# [OBIETTIVO DICHIARATO]
Restituisci senza alcuna modifica il passo del commento sulla contitolarità dei titoli di proprietà industriale che comincia con "La Corte di Giustizia, pur" e prosegue fino a "alla legge nazionale." incluso.

# [ESTRATTO]

▬▬▬

Sulla base di tale principio, la Corte riteneva non necessario rispondere alla seconda questione pregiudiziale posta dalla Cassazione.

Osservazioni

La Corte di Giustizia, pur non rispondendo nel merito alla questione sollevata dalla Corte di Cassazione, rimarca un fatto ormai conosciuto dagli operatori del settore: la normativa europea, oggi come ieri, non contiene una disciplina puntuale sulla contitolarità dei titoli di proprietà industriale e, pertanto, ogni discussione tra i contitolari che abbia ad oggetto le modalità di sfruttamento della propria quota, deve essere risolta alla luce del diritto nazionale applicabile. Ciò nonostante, merita attenzione il chiarimento svolto dalla Corte, in base al quale anche in caso di un diritto di proprietà industriale registrato presso un ufficio europeo – e, dunque, avente efficacia sovranazionale – le relative controversie tra contitolari non possono essere risolte ricorrendo alla legge europea (che nulla prevede sul punto) ma è necessario ricorrere alla legge nazionale.

L'argomento – ossia le regole di gestione di un titolo di proprietà industriale registrato in contitolarità, come nel caso che qui si commenta – è da sempre fonte di accese discussioni sia in dottrina che in giurisprudenza, dato che non solo la normativa europea non prevede nulla in argomento (come osservato anche dalla Corte di Giustizia), ma anche la disciplina nazionale, prevista dal D.Lgs. 30/2005 (c.d. Codice della Proprietà Industriale), non chiarisce i molti dubbi in proposito.

▬▬▬

# [DATI REGISTRATI]
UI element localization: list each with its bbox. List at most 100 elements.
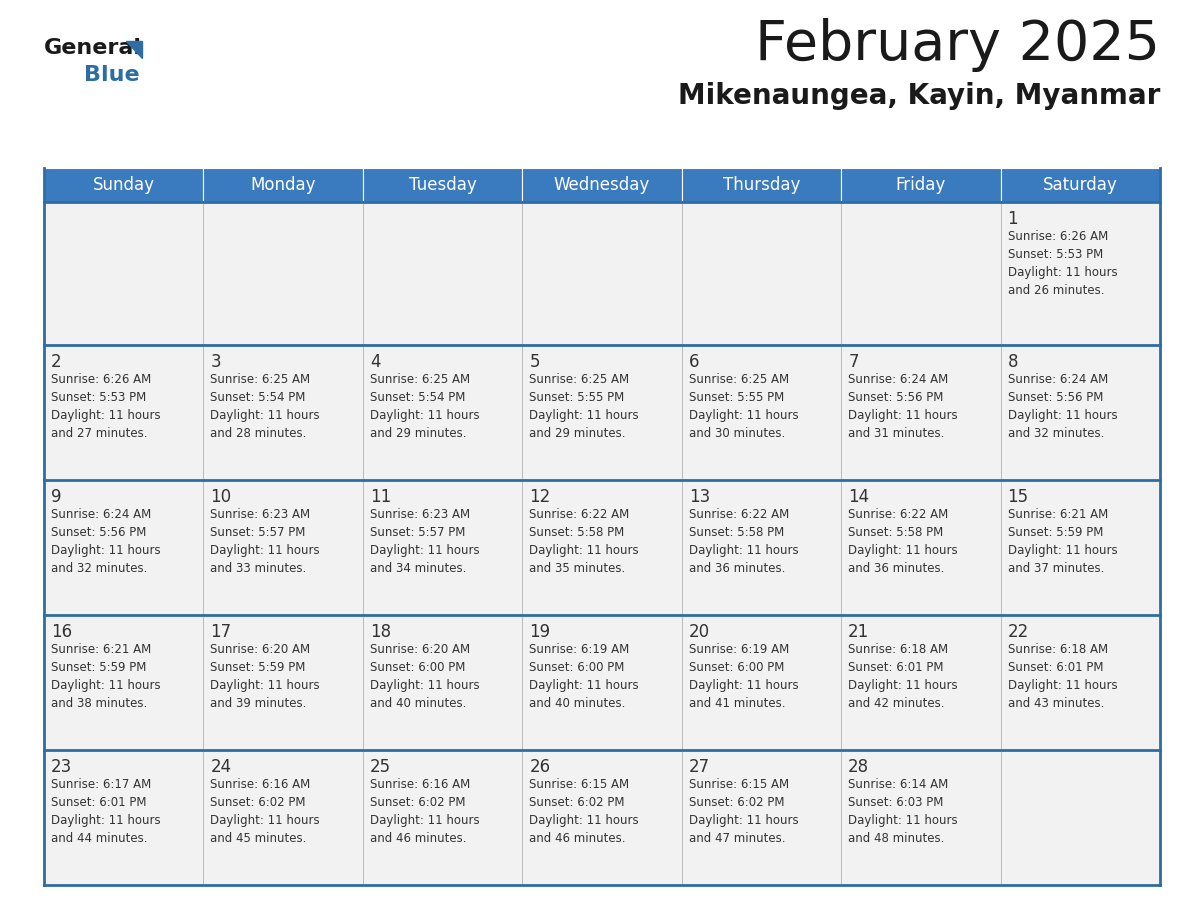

▬▬▬

# [COMPITO SVOLTO]
La Corte di Giustizia, pur non rispondendo nel merito alla questione sollevata dalla Corte di Cassazione, rimarca un fatto ormai conosciuto dagli operatori del settore: la normativa europea, oggi come ieri, non contiene una disciplina puntuale sulla contitolarità dei titoli di proprietà industriale e, pertanto, ogni discussione tra i contitolari che abbia ad oggetto le modalità di sfruttamento della propria quota, deve essere risolta alla luce del diritto nazionale applicabile. Ciò nonostante, merita attenzione il chiarimento svolto dalla Corte, in base al quale anche in caso di un diritto di proprietà industriale registrato presso un ufficio europeo – e, dunque, avente efficacia sovranazionale – le relative controversie tra contitolari non possono essere risolte ricorrendo alla legge europea (che nulla prevede sul punto) ma è necessario ricorrere alla legge nazionale.